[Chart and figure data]
((

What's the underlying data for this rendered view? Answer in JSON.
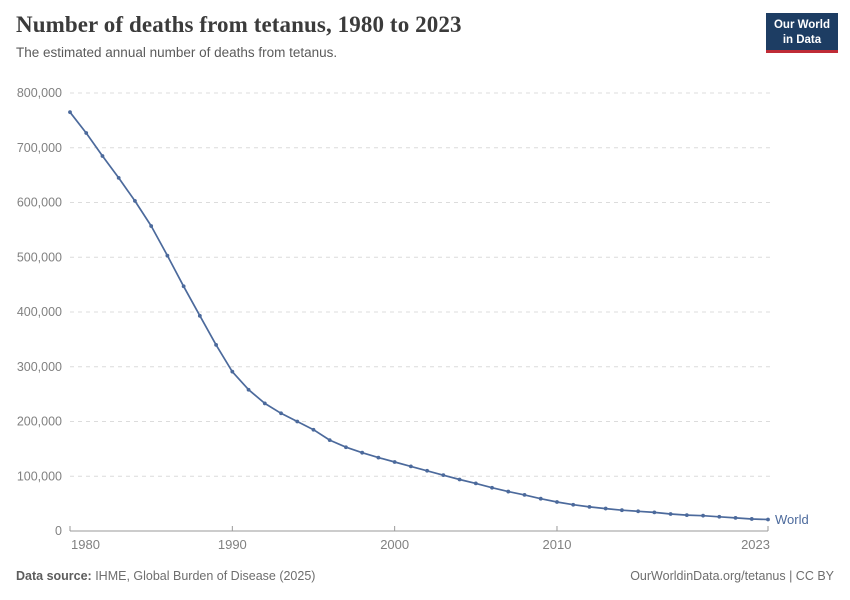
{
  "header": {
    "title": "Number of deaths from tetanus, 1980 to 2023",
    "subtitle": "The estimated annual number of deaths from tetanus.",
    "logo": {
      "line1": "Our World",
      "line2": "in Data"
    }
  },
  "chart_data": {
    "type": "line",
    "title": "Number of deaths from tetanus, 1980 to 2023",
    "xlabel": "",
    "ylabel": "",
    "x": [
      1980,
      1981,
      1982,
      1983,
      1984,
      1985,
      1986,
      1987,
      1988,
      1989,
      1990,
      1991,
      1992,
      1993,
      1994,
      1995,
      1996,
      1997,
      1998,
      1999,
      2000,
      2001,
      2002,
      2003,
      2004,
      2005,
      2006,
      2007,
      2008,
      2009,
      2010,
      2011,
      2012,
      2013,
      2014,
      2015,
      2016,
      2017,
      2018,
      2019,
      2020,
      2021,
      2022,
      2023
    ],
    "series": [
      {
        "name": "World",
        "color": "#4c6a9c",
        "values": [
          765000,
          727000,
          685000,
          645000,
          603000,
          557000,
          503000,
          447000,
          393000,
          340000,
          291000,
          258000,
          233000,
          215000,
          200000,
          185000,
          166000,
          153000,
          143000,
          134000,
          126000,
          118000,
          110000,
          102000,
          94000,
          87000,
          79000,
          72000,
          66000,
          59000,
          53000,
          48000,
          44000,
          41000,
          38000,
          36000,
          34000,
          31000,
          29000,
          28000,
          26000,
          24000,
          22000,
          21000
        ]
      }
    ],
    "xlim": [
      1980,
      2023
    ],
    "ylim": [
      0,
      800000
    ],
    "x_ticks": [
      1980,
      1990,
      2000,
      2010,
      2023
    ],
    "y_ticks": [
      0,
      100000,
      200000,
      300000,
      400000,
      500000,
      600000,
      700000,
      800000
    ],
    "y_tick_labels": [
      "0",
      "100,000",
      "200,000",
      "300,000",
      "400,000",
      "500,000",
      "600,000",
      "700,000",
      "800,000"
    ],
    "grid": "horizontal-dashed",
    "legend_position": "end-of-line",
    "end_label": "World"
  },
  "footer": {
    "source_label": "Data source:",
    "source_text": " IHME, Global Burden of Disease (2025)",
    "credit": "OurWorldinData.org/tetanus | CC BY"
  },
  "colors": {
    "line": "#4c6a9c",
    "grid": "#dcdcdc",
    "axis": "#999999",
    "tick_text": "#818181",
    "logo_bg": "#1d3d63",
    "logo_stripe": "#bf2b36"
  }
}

))
((

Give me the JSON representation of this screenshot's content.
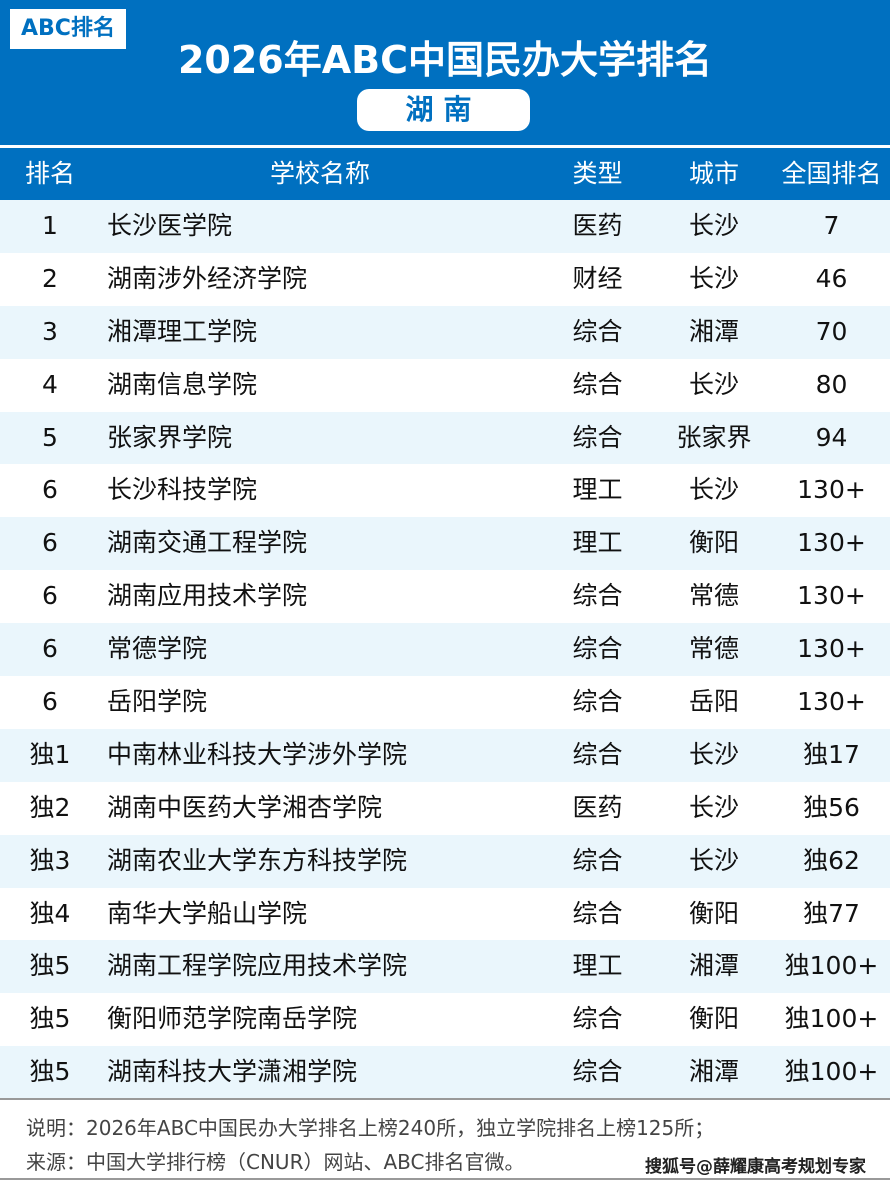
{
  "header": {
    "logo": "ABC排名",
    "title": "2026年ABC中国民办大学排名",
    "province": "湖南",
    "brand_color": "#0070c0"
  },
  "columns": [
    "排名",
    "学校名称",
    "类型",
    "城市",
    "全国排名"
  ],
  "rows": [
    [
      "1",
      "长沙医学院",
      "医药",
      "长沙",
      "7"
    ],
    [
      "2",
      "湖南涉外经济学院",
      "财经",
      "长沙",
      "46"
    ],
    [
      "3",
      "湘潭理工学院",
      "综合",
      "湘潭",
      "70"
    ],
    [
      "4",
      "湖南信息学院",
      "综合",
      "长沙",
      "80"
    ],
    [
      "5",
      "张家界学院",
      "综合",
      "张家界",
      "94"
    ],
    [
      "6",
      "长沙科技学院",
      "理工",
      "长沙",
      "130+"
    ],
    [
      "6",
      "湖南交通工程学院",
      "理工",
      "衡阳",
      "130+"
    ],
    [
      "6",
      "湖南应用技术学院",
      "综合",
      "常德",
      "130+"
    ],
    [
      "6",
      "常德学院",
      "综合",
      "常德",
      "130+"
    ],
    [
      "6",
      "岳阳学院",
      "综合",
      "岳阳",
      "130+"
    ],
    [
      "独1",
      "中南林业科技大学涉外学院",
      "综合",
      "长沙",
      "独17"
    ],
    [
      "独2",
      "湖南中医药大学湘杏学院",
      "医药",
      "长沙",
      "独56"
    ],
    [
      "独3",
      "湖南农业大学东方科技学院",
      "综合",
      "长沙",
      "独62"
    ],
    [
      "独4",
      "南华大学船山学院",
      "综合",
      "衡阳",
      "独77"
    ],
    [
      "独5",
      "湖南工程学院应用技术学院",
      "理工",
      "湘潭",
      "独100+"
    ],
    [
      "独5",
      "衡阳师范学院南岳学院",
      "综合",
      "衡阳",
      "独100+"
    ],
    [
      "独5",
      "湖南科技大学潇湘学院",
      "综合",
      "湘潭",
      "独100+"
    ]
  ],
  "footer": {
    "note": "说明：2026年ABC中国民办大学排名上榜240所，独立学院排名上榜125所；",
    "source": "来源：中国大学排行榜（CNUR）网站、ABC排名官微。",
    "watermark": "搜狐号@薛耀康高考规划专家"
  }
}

))
((

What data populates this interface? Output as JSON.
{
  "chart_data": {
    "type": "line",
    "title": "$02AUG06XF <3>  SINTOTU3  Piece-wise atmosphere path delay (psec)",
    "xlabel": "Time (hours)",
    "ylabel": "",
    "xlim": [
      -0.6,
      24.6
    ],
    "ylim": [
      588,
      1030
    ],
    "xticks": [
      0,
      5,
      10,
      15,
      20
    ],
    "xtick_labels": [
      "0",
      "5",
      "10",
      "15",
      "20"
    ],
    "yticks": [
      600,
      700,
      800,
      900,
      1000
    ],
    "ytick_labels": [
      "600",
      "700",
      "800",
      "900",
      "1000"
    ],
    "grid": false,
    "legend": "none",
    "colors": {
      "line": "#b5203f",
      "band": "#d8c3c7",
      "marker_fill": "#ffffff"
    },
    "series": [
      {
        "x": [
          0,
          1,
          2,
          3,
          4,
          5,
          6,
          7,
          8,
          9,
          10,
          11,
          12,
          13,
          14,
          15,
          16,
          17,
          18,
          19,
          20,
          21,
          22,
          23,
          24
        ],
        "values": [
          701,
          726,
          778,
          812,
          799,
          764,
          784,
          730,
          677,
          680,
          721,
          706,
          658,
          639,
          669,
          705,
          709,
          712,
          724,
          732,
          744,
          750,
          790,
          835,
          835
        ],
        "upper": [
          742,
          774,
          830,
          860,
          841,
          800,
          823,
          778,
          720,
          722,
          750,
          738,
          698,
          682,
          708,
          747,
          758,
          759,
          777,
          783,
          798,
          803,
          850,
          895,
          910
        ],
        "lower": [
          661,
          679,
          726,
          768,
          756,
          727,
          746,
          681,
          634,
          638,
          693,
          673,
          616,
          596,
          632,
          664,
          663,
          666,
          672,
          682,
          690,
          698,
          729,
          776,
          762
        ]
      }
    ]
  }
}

))

● EXERCISE PROMPT
Check all the records above and select each line where the string "What" is found.

● EXERCISE OUTPUT
What's the underlying data for this rendered view? Answer in JSON.
What data populates this interface? Output as JSON.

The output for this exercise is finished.